> _Do this_
Search the material for the word "لابن" and report each line where it turns up.

> _The records_

▼

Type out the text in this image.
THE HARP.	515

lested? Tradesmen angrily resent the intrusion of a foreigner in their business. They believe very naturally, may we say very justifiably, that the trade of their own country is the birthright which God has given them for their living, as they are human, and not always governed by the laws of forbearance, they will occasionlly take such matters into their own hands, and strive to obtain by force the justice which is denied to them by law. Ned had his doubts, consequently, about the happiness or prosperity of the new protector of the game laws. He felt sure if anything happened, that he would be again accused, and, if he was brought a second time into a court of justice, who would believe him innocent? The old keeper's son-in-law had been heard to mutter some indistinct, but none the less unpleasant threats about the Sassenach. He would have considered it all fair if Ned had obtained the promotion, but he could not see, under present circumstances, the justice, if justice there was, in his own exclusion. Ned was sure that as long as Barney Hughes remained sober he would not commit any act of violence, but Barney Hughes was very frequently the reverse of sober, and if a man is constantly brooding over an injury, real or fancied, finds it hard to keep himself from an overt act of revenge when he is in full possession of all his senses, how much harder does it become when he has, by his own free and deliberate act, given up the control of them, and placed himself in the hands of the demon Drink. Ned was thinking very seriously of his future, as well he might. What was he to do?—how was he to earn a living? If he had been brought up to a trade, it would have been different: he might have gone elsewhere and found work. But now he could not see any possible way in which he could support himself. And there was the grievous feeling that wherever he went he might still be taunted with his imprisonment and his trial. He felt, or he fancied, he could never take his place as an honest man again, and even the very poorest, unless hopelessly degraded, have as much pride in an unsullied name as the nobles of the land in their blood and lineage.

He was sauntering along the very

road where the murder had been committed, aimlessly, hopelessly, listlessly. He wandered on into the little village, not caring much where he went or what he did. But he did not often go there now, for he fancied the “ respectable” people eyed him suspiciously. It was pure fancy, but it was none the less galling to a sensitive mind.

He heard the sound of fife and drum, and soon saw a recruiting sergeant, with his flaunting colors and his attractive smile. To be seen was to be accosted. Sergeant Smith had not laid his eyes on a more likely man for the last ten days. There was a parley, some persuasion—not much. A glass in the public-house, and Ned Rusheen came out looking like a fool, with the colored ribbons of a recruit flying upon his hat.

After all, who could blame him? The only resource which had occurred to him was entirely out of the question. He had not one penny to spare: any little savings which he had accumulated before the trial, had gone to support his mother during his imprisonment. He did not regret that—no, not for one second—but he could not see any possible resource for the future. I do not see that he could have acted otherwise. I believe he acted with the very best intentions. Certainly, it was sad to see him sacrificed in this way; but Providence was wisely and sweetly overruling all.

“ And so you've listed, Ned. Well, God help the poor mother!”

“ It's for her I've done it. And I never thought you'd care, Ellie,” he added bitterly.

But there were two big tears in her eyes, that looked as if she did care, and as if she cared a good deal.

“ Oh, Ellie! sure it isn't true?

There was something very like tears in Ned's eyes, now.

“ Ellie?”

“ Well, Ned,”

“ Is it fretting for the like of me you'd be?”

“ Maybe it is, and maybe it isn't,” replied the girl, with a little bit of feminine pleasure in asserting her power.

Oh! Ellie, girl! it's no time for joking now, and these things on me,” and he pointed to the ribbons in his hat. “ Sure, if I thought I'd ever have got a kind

▲
▼

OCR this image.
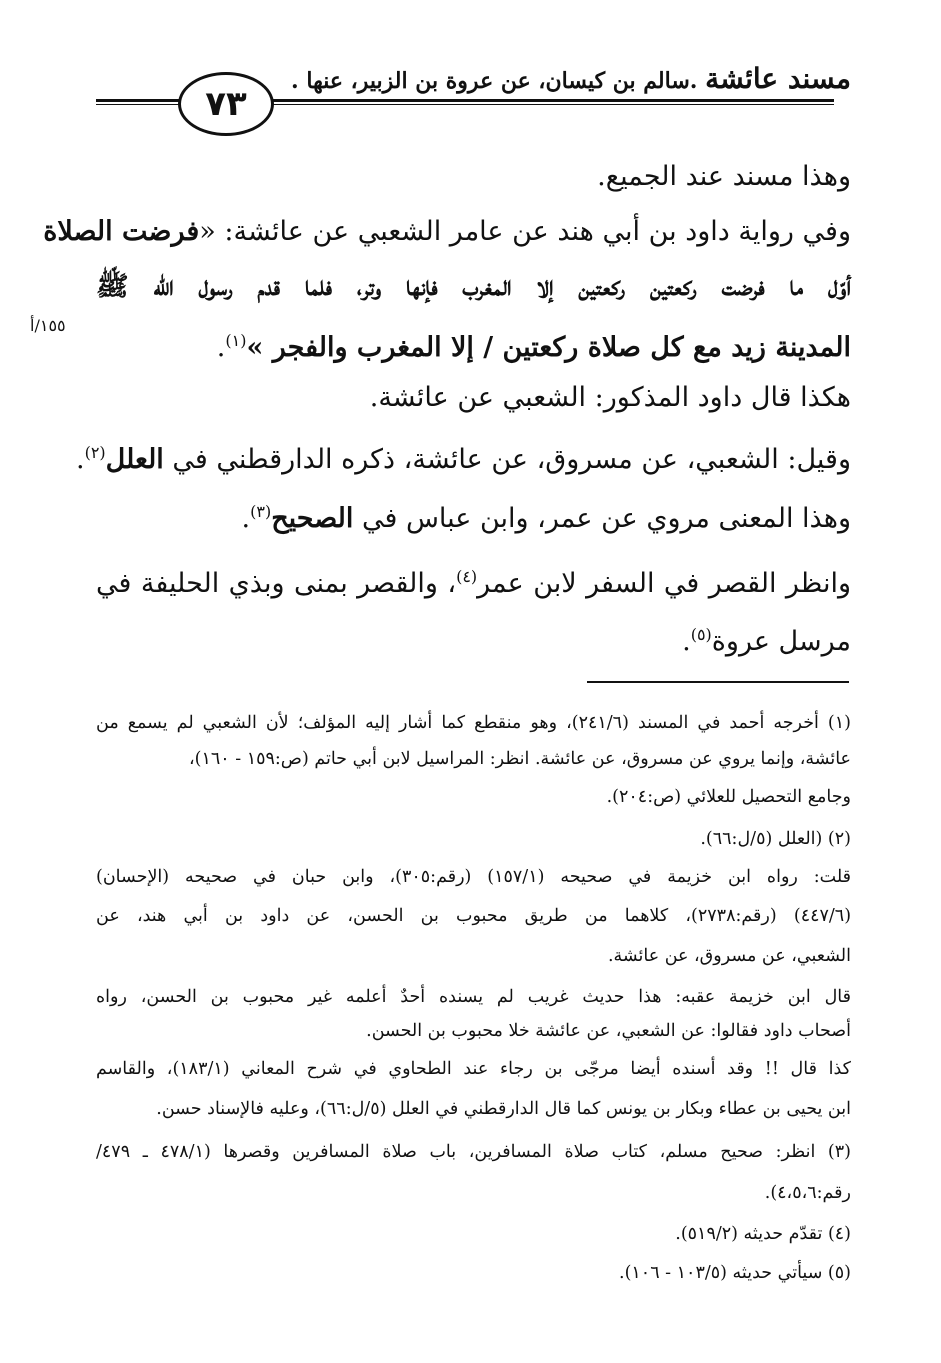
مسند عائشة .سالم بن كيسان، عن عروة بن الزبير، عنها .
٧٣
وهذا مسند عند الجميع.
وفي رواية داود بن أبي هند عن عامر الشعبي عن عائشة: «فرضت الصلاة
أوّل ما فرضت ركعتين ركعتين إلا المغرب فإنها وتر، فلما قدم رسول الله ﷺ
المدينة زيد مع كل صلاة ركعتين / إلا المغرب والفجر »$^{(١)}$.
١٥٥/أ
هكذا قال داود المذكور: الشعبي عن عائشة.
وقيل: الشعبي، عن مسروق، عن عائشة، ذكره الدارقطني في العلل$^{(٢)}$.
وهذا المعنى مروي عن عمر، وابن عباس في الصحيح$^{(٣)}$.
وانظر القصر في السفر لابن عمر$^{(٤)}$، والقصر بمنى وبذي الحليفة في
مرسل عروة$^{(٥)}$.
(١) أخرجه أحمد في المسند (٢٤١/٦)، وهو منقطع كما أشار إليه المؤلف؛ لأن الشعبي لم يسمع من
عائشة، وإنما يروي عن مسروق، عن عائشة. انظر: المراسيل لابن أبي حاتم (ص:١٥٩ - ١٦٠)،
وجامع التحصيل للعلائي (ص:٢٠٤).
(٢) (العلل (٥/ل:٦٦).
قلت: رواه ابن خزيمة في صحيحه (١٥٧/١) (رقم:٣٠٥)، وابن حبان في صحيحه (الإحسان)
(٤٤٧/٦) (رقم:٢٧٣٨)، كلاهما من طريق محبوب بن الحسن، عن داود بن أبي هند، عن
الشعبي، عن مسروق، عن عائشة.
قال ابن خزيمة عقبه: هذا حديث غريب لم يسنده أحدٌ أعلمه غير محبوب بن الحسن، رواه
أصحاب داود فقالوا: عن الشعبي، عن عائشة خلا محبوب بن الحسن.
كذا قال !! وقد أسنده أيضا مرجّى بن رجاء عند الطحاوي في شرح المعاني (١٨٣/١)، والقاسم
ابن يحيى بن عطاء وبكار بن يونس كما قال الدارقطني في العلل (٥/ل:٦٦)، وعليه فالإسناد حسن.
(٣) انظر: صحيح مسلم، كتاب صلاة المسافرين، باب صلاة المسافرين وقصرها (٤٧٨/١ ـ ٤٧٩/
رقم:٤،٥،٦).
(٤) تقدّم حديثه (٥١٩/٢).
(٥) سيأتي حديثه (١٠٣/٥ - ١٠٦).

▲

> _Task solution_
وانظر القصر في السفر لابن عمر$^{(٤)}$، والقصر بمنى وبذي الحليفة في
عائشة، وإنما يروي عن مسروق، عن عائشة. انظر: المراسيل لابن أبي حاتم (ص:١٥٩ - ١٦٠)،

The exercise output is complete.